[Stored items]

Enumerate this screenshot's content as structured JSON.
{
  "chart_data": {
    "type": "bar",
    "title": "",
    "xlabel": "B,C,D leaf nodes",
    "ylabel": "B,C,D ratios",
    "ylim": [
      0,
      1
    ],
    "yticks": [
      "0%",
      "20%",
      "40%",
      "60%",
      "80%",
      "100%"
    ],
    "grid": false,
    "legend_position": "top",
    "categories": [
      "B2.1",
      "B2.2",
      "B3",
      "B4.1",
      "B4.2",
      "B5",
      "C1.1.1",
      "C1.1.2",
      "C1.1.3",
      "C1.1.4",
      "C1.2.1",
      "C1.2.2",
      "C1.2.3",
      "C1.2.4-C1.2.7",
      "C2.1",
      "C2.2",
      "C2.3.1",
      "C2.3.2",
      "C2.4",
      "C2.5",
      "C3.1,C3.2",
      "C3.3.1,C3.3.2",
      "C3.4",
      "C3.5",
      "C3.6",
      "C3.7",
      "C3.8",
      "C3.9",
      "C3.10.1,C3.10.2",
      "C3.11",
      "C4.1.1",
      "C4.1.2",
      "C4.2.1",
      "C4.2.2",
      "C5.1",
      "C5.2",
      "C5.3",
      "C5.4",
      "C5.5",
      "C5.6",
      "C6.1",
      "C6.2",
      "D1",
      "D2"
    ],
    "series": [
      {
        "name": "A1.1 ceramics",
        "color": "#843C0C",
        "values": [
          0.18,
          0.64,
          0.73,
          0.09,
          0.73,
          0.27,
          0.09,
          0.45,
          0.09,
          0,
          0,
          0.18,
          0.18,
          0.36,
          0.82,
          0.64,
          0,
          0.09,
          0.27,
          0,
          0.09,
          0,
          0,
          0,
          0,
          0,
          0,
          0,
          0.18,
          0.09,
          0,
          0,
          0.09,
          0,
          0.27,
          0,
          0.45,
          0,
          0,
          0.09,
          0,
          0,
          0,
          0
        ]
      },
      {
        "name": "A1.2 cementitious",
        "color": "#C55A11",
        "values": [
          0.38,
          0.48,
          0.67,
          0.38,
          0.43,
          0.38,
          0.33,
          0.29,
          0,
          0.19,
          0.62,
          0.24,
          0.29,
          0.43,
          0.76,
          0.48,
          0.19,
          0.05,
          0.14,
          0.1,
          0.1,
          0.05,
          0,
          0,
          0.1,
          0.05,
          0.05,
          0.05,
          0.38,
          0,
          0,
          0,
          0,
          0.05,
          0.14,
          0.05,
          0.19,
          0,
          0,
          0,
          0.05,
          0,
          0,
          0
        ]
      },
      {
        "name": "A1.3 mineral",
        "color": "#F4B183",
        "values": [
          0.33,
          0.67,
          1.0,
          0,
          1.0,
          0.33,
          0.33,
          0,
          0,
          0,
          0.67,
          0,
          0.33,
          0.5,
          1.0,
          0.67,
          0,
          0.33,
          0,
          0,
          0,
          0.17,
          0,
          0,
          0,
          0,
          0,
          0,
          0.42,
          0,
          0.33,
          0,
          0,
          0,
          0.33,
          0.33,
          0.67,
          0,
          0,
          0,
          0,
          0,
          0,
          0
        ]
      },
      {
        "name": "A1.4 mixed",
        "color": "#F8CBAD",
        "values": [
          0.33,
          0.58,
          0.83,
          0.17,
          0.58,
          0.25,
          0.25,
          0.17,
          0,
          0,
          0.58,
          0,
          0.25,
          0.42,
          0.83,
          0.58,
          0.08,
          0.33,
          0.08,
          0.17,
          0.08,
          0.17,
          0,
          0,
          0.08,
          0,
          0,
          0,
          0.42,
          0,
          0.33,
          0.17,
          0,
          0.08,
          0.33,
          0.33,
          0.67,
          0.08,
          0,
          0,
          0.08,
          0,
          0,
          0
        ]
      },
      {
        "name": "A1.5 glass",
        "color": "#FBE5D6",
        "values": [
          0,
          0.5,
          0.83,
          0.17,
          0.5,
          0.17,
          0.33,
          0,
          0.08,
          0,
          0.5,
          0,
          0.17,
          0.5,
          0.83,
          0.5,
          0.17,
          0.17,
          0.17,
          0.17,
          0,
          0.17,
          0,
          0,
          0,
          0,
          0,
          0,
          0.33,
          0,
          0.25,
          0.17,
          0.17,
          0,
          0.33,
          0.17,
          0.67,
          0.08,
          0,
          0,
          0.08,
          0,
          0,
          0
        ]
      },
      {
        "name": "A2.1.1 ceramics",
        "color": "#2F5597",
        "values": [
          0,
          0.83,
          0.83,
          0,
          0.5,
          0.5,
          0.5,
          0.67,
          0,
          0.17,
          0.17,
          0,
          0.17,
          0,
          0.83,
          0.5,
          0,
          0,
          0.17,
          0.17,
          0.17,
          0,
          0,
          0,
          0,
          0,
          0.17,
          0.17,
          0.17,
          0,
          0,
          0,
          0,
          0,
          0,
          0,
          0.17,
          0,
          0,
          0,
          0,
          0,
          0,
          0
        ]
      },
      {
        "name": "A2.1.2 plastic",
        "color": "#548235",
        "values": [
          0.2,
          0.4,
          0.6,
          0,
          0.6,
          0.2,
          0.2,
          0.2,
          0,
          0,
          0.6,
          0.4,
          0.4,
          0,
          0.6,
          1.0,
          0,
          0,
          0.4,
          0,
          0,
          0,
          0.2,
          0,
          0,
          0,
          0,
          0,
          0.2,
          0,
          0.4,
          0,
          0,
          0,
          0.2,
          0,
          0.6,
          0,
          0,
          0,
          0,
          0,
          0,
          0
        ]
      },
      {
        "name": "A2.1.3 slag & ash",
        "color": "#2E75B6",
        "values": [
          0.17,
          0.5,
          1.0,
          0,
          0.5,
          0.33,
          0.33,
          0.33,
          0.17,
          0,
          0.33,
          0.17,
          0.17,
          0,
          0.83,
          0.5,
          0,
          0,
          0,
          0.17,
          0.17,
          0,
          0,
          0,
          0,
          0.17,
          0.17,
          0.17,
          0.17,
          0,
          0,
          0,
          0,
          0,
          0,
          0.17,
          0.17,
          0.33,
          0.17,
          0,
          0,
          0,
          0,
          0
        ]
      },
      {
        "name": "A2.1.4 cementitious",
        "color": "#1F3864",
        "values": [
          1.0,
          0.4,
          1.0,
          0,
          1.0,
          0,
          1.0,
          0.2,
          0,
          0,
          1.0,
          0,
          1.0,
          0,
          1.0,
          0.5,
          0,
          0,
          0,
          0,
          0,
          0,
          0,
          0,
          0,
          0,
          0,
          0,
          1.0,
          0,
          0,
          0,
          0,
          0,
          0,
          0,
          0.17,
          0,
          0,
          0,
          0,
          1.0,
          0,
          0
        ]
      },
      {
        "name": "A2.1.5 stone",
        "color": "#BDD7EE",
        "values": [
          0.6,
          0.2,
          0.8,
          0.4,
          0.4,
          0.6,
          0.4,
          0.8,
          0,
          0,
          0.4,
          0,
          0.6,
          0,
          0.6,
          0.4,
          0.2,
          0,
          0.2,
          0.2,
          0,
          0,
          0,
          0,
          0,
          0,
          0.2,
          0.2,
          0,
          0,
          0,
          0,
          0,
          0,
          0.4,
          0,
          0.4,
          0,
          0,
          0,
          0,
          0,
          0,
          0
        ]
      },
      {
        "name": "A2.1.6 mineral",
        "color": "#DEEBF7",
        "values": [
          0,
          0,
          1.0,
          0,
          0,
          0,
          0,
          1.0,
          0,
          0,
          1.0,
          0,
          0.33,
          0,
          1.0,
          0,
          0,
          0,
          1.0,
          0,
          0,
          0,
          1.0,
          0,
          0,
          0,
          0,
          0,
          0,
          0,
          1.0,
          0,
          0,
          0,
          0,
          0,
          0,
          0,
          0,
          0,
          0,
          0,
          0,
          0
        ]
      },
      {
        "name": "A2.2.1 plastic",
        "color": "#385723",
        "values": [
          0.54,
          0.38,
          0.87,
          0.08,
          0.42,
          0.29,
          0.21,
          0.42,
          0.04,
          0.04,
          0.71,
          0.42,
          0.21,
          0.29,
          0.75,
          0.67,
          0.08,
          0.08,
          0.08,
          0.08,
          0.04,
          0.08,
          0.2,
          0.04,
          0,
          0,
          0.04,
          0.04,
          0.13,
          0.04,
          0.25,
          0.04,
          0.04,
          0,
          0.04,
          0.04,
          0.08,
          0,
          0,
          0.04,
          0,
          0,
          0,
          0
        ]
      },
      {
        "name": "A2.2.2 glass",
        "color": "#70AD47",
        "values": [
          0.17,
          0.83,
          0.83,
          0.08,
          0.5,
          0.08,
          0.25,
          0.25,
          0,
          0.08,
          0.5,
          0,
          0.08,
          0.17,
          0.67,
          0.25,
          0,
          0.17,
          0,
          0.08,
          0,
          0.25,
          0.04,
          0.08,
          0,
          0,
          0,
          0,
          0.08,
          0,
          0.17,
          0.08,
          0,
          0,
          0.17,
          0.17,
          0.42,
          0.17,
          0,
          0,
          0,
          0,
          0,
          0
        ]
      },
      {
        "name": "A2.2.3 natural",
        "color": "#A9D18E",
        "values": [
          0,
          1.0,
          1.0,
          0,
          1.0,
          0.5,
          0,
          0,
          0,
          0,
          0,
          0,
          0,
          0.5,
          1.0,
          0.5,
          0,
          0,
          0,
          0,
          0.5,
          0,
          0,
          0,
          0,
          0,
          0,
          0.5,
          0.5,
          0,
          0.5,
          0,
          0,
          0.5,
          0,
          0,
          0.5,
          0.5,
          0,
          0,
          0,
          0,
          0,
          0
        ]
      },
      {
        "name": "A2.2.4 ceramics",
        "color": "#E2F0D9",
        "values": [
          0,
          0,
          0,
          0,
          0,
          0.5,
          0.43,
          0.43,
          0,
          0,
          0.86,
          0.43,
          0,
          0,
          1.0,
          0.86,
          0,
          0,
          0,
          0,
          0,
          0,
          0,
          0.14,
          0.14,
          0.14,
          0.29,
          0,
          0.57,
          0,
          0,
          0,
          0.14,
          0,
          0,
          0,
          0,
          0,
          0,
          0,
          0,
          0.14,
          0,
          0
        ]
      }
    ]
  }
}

WORK REQUIRED
Gather up every line in the data above that contains the word "cementitious", copying each one.

EXERCISE SOLUTION
        "name": "A1.2 cementitious",
        "name": "A2.1.4 cementitious",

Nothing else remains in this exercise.